## ACTIVITY
Provide only the number of lines in the records below that include "JSON".

┏━━

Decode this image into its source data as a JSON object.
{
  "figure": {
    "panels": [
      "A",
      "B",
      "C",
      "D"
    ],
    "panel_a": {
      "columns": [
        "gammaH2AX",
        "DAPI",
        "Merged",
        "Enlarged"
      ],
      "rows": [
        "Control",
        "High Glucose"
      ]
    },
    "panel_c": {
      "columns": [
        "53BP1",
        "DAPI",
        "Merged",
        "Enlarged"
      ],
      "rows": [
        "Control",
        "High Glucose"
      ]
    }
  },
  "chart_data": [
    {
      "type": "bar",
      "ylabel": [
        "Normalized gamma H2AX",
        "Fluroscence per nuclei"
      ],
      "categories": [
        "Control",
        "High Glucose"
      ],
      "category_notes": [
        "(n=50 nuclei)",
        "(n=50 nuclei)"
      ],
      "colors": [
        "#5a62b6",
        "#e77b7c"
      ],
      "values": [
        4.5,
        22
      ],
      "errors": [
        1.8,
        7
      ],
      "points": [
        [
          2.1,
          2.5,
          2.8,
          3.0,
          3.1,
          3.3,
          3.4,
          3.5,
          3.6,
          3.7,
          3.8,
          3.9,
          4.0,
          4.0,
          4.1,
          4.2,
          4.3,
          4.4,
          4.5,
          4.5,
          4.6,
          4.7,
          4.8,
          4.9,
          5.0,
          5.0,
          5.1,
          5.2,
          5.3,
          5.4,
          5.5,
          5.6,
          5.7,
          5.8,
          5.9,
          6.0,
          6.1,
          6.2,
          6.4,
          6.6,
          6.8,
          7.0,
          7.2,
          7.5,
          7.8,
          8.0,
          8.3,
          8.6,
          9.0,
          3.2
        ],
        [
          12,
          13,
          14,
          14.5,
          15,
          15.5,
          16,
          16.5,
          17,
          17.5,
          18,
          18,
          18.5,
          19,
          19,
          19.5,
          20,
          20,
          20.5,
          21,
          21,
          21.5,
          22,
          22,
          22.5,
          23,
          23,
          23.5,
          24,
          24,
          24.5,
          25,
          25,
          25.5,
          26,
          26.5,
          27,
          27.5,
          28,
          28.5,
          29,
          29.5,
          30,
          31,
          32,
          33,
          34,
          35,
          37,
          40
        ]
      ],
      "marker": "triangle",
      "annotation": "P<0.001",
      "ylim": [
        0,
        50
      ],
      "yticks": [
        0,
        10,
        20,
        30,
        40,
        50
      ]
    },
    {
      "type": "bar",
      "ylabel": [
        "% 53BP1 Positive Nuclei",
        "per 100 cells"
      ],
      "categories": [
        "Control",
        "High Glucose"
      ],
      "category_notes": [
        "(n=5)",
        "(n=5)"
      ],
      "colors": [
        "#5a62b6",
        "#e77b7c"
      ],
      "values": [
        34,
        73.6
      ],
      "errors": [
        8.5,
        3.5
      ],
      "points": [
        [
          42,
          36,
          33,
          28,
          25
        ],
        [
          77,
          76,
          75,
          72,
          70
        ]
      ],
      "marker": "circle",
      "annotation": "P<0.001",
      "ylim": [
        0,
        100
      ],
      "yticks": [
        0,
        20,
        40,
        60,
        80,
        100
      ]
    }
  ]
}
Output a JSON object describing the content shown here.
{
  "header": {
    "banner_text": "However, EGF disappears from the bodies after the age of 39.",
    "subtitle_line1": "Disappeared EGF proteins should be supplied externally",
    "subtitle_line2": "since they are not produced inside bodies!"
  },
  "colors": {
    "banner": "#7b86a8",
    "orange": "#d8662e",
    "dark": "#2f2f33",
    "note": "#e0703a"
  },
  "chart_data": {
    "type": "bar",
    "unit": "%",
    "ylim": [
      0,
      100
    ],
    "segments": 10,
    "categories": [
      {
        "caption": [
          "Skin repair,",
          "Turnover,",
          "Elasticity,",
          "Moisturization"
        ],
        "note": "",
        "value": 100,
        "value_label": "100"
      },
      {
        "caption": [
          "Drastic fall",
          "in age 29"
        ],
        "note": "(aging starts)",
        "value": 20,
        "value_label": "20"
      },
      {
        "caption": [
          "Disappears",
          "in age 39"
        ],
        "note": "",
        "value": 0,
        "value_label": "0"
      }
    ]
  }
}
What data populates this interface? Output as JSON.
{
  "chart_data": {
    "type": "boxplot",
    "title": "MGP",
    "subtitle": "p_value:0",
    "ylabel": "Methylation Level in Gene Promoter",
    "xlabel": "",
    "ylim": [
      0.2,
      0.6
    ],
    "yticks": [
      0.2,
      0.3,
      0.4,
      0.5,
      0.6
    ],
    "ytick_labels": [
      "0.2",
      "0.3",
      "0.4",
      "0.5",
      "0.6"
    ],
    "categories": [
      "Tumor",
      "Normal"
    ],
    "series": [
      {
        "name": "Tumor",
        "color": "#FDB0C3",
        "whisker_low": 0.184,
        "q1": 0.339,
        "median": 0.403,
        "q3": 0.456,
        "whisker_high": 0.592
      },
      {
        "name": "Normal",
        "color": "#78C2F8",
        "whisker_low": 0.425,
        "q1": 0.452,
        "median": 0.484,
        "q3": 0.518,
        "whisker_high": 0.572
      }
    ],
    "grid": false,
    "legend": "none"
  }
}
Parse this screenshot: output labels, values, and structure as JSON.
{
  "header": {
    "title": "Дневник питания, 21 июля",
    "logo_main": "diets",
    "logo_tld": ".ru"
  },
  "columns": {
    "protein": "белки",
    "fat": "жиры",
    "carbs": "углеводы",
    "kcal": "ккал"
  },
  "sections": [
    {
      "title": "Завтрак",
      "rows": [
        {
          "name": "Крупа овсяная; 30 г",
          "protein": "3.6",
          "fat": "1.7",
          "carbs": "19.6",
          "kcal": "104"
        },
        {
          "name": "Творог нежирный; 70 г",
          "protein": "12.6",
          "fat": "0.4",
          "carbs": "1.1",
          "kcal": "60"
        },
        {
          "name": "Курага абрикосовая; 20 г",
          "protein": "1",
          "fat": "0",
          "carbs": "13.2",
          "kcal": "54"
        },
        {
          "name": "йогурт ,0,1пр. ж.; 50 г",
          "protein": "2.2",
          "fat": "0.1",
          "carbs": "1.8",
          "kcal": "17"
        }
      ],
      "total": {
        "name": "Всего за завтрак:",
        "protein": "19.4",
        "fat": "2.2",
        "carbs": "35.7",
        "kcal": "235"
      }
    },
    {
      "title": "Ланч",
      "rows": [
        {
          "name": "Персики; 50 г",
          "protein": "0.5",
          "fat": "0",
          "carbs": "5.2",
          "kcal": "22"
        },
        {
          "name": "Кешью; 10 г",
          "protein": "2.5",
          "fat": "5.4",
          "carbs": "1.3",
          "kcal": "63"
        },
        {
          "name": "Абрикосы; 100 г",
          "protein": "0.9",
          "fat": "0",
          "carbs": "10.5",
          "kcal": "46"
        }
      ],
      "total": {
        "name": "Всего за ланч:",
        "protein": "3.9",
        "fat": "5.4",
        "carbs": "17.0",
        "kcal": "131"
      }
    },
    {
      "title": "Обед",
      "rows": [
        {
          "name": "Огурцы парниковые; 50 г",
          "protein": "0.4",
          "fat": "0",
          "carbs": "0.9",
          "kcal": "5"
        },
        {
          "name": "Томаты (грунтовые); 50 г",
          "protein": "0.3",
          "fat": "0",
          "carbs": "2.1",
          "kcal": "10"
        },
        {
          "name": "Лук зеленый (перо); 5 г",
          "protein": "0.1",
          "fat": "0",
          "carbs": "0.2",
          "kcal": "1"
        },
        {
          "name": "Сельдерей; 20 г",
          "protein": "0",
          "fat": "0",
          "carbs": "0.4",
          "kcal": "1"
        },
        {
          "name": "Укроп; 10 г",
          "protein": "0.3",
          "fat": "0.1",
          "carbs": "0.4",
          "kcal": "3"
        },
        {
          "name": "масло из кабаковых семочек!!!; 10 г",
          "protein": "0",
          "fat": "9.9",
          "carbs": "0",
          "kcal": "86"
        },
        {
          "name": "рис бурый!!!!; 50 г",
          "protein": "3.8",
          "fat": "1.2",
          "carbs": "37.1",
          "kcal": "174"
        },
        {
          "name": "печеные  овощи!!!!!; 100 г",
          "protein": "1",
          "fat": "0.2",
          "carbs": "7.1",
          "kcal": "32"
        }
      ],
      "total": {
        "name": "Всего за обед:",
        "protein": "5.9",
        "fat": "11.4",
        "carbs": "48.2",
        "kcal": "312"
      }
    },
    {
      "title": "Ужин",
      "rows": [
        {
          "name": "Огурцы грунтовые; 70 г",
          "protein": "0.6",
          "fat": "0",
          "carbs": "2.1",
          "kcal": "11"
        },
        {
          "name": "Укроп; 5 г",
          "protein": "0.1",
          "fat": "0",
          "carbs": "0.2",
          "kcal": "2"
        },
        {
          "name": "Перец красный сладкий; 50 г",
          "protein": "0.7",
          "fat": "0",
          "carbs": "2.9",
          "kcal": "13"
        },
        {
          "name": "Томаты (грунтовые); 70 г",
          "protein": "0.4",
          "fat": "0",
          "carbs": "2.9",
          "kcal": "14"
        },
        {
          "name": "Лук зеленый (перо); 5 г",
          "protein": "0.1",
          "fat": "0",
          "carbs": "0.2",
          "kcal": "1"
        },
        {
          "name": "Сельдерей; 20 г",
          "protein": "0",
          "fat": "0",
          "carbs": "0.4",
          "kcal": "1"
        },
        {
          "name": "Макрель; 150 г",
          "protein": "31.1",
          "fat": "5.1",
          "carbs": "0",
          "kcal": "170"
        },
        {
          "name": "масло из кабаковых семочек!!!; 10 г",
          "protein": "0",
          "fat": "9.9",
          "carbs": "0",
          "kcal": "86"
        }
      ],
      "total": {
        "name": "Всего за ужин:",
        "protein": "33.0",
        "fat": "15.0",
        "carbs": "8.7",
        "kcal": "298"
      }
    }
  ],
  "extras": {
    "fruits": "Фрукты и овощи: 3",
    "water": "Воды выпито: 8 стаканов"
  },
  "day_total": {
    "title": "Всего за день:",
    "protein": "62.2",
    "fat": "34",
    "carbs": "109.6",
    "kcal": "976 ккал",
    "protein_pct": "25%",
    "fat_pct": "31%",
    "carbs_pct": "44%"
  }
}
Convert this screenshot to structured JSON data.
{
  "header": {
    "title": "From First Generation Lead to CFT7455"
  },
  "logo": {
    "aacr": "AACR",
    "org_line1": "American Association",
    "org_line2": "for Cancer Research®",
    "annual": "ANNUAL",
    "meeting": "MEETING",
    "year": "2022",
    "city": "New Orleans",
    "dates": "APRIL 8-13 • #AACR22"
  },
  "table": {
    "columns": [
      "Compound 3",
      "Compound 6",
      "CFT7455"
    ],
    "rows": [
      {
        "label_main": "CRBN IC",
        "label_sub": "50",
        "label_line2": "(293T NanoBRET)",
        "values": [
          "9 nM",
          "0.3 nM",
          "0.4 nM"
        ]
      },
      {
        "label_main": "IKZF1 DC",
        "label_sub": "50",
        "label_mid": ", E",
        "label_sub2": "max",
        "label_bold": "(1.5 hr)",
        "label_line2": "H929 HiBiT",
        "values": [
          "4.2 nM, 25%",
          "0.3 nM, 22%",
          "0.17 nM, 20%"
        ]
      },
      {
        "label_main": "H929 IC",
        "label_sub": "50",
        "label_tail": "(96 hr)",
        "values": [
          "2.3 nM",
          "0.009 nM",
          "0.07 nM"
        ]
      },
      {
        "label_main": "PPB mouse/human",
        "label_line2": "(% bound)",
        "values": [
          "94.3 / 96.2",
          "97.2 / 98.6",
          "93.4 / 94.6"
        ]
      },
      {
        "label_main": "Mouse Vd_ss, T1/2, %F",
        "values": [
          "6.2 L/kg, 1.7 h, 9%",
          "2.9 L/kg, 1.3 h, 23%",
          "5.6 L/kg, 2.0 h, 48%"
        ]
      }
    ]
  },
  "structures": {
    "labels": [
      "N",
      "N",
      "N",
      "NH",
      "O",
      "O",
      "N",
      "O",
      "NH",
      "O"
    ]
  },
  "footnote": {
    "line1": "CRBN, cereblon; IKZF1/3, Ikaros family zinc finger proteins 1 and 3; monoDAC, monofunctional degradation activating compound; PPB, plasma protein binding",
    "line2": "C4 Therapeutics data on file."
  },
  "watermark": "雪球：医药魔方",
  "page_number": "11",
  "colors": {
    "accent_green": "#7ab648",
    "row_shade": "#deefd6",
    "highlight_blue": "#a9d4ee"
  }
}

┗━━

## TASK OUTPUT
5